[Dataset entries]
● ● ● ●

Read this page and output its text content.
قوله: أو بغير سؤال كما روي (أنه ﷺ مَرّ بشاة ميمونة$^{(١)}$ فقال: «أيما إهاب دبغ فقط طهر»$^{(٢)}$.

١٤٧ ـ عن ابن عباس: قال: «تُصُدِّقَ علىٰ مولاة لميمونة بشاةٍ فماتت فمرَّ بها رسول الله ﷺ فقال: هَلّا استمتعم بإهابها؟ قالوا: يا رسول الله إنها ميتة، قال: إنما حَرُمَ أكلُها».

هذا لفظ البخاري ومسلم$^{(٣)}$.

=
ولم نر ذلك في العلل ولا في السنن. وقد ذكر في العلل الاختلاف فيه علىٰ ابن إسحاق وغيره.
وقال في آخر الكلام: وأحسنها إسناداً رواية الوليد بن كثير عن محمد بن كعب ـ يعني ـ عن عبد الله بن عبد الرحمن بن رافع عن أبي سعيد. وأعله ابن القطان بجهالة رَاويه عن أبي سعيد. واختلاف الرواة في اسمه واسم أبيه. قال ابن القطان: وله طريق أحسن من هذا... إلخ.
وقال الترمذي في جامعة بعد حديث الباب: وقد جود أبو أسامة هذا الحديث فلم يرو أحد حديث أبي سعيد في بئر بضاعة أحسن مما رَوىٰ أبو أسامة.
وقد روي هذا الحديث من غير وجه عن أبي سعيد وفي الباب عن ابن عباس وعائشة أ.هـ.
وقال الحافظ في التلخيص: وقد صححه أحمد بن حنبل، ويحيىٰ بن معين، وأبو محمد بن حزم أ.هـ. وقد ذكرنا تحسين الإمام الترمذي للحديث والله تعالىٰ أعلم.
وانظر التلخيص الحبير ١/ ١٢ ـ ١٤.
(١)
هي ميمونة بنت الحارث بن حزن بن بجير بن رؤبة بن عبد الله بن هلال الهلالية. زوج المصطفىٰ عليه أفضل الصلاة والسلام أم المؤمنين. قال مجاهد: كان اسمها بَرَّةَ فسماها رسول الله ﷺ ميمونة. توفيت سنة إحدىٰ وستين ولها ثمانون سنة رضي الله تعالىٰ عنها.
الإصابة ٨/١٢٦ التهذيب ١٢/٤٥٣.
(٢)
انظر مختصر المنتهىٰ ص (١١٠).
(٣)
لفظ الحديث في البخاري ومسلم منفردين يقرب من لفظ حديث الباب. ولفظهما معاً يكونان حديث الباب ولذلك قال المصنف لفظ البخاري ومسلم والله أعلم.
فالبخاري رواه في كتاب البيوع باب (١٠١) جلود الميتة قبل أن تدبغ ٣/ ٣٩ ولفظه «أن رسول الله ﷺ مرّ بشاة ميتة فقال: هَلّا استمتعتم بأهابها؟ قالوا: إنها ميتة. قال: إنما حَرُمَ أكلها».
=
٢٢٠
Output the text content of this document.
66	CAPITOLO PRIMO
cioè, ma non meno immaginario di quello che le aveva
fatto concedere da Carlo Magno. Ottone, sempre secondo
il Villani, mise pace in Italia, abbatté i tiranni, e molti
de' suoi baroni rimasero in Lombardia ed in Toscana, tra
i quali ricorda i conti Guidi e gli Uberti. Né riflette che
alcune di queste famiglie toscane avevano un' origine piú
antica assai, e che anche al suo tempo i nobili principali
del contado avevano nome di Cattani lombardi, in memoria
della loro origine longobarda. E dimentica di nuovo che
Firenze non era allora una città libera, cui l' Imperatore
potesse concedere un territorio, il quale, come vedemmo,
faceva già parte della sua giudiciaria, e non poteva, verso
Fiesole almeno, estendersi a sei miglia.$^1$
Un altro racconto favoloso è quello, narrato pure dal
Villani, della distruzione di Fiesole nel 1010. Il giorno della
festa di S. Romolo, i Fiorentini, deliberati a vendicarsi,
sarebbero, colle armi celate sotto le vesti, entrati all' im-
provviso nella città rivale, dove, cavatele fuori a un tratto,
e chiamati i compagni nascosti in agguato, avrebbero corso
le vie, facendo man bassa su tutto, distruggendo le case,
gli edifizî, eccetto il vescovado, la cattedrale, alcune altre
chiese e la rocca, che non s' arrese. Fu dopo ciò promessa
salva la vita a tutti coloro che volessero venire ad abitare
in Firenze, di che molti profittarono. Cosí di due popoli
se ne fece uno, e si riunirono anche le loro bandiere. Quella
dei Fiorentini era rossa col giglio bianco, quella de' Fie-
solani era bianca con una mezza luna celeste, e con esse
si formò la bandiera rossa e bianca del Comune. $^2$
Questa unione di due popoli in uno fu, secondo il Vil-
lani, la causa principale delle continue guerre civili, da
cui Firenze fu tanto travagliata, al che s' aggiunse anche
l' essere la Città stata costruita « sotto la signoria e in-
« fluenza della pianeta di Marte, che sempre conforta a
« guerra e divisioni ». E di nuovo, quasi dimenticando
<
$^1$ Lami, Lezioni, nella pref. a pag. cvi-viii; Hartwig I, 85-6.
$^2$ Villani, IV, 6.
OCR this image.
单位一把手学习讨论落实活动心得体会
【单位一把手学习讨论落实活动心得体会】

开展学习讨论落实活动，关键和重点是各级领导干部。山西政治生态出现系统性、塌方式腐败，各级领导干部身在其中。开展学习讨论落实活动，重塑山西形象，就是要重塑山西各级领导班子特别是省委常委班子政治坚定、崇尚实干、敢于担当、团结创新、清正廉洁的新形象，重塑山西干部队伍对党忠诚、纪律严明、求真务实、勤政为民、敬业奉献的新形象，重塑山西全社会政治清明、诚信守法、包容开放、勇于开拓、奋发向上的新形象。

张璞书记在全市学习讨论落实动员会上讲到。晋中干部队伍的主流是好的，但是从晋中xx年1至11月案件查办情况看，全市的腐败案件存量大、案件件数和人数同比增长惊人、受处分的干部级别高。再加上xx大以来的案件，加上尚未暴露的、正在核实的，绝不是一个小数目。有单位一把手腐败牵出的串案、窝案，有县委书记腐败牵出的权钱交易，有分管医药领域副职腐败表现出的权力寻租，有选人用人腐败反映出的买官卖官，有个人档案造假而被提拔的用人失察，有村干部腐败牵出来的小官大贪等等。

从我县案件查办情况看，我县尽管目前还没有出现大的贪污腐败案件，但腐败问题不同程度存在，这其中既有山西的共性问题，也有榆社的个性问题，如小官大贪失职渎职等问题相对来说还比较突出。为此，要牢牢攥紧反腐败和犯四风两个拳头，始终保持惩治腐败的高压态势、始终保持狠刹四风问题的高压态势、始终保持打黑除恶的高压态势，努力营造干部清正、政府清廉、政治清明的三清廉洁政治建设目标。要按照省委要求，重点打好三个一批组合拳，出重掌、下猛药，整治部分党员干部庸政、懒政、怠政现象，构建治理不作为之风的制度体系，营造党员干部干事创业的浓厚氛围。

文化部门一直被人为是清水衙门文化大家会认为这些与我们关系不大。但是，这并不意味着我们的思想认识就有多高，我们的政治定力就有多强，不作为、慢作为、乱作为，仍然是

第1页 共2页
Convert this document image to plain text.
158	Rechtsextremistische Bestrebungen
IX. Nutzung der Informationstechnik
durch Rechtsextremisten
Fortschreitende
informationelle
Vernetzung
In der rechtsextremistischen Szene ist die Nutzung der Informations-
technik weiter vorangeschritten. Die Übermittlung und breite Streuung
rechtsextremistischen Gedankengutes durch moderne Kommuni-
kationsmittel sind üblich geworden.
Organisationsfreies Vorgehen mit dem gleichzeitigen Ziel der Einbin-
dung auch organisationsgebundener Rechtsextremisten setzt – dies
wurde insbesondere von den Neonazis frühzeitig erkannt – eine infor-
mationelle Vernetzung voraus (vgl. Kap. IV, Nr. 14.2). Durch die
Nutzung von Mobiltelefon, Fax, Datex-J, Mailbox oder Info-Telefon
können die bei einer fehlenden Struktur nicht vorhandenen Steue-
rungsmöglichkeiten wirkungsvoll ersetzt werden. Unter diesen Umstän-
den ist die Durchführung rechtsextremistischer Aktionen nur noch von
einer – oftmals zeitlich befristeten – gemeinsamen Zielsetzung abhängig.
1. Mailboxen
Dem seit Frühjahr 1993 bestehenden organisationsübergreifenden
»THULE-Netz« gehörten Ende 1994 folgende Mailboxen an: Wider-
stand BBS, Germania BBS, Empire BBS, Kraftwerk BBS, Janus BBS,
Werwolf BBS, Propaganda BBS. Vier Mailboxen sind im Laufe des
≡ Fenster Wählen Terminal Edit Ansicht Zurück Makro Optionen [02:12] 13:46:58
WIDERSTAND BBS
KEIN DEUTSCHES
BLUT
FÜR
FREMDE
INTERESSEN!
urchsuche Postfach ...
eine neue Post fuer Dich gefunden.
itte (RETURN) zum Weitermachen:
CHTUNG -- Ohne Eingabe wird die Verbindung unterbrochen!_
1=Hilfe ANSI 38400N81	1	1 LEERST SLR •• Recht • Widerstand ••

● ● ● ●

## WRITTEN EXERCISE
Every line in the data that holds "أحسن" should be copied out.

## SOLUTION TO THE EXERCISE
وقال في آخر الكلام: وأحسنها إسناداً رواية الوليد بن كثير عن محمد بن كعب ـ يعني ـ عن عبد الله بن عبد الرحمن بن رافع عن أبي سعيد. وأعله ابن القطان بجهالة رَاويه عن أبي سعيد. واختلاف الرواة في اسمه واسم أبيه. قال ابن القطان: وله طريق أحسن من هذا... إلخ.
وقال الترمذي في جامعة بعد حديث الباب: وقد جود أبو أسامة هذا الحديث فلم يرو أحد حديث أبي سعيد في بئر بضاعة أحسن مما رَوىٰ أبو أسامة.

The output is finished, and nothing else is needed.